--- Start of Extracted entries ---

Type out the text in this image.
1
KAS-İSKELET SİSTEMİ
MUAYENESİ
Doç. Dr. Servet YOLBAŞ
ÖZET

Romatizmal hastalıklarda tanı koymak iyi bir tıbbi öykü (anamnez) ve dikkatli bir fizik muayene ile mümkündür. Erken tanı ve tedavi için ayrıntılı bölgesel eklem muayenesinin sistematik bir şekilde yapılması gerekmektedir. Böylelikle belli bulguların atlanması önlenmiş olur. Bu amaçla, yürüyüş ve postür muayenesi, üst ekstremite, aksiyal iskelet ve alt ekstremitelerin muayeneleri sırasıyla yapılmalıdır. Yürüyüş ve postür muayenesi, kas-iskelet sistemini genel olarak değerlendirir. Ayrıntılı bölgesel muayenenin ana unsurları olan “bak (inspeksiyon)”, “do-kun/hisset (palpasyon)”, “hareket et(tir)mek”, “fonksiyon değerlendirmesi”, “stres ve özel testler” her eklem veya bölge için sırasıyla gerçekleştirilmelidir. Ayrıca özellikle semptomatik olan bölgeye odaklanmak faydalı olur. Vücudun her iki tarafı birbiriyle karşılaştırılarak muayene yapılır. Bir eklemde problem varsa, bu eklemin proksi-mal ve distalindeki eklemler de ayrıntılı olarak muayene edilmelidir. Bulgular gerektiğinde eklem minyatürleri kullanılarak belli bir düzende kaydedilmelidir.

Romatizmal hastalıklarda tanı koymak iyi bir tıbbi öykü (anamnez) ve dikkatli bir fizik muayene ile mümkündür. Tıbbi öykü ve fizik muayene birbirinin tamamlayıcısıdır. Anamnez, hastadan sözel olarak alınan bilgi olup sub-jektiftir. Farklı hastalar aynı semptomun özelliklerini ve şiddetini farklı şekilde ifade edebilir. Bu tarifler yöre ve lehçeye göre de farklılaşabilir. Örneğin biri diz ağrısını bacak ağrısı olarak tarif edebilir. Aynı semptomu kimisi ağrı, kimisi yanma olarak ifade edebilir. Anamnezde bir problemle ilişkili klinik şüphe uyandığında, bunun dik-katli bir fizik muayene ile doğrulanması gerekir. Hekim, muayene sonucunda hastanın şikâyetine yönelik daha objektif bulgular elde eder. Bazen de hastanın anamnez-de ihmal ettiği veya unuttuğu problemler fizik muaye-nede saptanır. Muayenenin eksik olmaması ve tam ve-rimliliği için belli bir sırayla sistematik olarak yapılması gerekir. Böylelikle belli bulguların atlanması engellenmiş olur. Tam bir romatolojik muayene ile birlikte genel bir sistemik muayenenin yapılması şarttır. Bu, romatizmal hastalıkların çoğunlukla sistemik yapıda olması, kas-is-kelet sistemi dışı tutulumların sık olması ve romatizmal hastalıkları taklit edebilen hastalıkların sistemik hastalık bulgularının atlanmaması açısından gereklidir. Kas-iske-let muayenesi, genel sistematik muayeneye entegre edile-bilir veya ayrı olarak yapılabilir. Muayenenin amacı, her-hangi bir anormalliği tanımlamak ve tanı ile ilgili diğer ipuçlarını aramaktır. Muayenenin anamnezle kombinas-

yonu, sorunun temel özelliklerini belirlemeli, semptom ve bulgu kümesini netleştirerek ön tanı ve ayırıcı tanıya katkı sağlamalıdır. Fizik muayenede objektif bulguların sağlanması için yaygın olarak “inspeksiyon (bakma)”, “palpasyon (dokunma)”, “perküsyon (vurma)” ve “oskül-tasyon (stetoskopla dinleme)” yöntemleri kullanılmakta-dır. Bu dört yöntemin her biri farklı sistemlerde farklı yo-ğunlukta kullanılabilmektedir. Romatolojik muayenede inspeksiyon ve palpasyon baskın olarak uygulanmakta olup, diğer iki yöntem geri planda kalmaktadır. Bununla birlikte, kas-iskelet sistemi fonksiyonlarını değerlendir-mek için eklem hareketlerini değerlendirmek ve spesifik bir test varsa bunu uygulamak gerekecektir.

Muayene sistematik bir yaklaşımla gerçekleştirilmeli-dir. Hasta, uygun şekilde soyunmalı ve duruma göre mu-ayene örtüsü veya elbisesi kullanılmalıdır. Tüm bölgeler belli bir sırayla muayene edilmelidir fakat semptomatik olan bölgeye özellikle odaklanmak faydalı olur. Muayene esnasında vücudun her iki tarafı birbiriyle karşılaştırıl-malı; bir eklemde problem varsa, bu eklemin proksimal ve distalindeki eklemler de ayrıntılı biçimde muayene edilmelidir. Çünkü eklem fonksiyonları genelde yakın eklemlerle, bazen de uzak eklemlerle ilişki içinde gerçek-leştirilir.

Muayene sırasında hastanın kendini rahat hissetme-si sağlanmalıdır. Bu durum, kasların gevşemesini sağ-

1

--- End of Extracted entries ---

Your instructions: From the first line to the last, retype the data exactly.

Problem solution:
Type out the text in this image.
1
KAS-İSKELET SİSTEMİ
MUAYENESİ
Doç. Dr. Servet YOLBAŞ
ÖZET

Romatizmal hastalıklarda tanı koymak iyi bir tıbbi öykü (anamnez) ve dikkatli bir fizik muayene ile mümkündür. Erken tanı ve tedavi için ayrıntılı bölgesel eklem muayenesinin sistematik bir şekilde yapılması gerekmektedir. Böylelikle belli bulguların atlanması önlenmiş olur. Bu amaçla, yürüyüş ve postür muayenesi, üst ekstremite, aksiyal iskelet ve alt ekstremitelerin muayeneleri sırasıyla yapılmalıdır. Yürüyüş ve postür muayenesi, kas-iskelet sistemini genel olarak değerlendirir. Ayrıntılı bölgesel muayenenin ana unsurları olan “bak (inspeksiyon)”, “do-kun/hisset (palpasyon)”, “hareket et(tir)mek”, “fonksiyon değerlendirmesi”, “stres ve özel testler” her eklem veya bölge için sırasıyla gerçekleştirilmelidir. Ayrıca özellikle semptomatik olan bölgeye odaklanmak faydalı olur. Vücudun her iki tarafı birbiriyle karşılaştırılarak muayene yapılır. Bir eklemde problem varsa, bu eklemin proksi-mal ve distalindeki eklemler de ayrıntılı olarak muayene edilmelidir. Bulgular gerektiğinde eklem minyatürleri kullanılarak belli bir düzende kaydedilmelidir.

Romatizmal hastalıklarda tanı koymak iyi bir tıbbi öykü (anamnez) ve dikkatli bir fizik muayene ile mümkündür. Tıbbi öykü ve fizik muayene birbirinin tamamlayıcısıdır. Anamnez, hastadan sözel olarak alınan bilgi olup sub-jektiftir. Farklı hastalar aynı semptomun özelliklerini ve şiddetini farklı şekilde ifade edebilir. Bu tarifler yöre ve lehçeye göre de farklılaşabilir. Örneğin biri diz ağrısını bacak ağrısı olarak tarif edebilir. Aynı semptomu kimisi ağrı, kimisi yanma olarak ifade edebilir. Anamnezde bir problemle ilişkili klinik şüphe uyandığında, bunun dik-katli bir fizik muayene ile doğrulanması gerekir. Hekim, muayene sonucunda hastanın şikâyetine yönelik daha objektif bulgular elde eder. Bazen de hastanın anamnez-de ihmal ettiği veya unuttuğu problemler fizik muaye-nede saptanır. Muayenenin eksik olmaması ve tam ve-rimliliği için belli bir sırayla sistematik olarak yapılması gerekir. Böylelikle belli bulguların atlanması engellenmiş olur. Tam bir romatolojik muayene ile birlikte genel bir sistemik muayenenin yapılması şarttır. Bu, romatizmal hastalıkların çoğunlukla sistemik yapıda olması, kas-is-kelet sistemi dışı tutulumların sık olması ve romatizmal hastalıkları taklit edebilen hastalıkların sistemik hastalık bulgularının atlanmaması açısından gereklidir. Kas-iske-let muayenesi, genel sistematik muayeneye entegre edile-bilir veya ayrı olarak yapılabilir. Muayenenin amacı, her-hangi bir anormalliği tanımlamak ve tanı ile ilgili diğer ipuçlarını aramaktır. Muayenenin anamnezle kombinas-

yonu, sorunun temel özelliklerini belirlemeli, semptom ve bulgu kümesini netleştirerek ön tanı ve ayırıcı tanıya katkı sağlamalıdır. Fizik muayenede objektif bulguların sağlanması için yaygın olarak “inspeksiyon (bakma)”, “palpasyon (dokunma)”, “perküsyon (vurma)” ve “oskül-tasyon (stetoskopla dinleme)” yöntemleri kullanılmakta-dır. Bu dört yöntemin her biri farklı sistemlerde farklı yo-ğunlukta kullanılabilmektedir. Romatolojik muayenede inspeksiyon ve palpasyon baskın olarak uygulanmakta olup, diğer iki yöntem geri planda kalmaktadır. Bununla birlikte, kas-iskelet sistemi fonksiyonlarını değerlendir-mek için eklem hareketlerini değerlendirmek ve spesifik bir test varsa bunu uygulamak gerekecektir.

Muayene sistematik bir yaklaşımla gerçekleştirilmeli-dir. Hasta, uygun şekilde soyunmalı ve duruma göre mu-ayene örtüsü veya elbisesi kullanılmalıdır. Tüm bölgeler belli bir sırayla muayene edilmelidir fakat semptomatik olan bölgeye özellikle odaklanmak faydalı olur. Muayene esnasında vücudun her iki tarafı birbiriyle karşılaştırıl-malı; bir eklemde problem varsa, bu eklemin proksimal ve distalindeki eklemler de ayrıntılı biçimde muayene edilmelidir. Çünkü eklem fonksiyonları genelde yakın eklemlerle, bazen de uzak eklemlerle ilişki içinde gerçek-leştirilir.

Muayene sırasında hastanın kendini rahat hissetme-si sağlanmalıdır. Bu durum, kasların gevşemesini sağ-

1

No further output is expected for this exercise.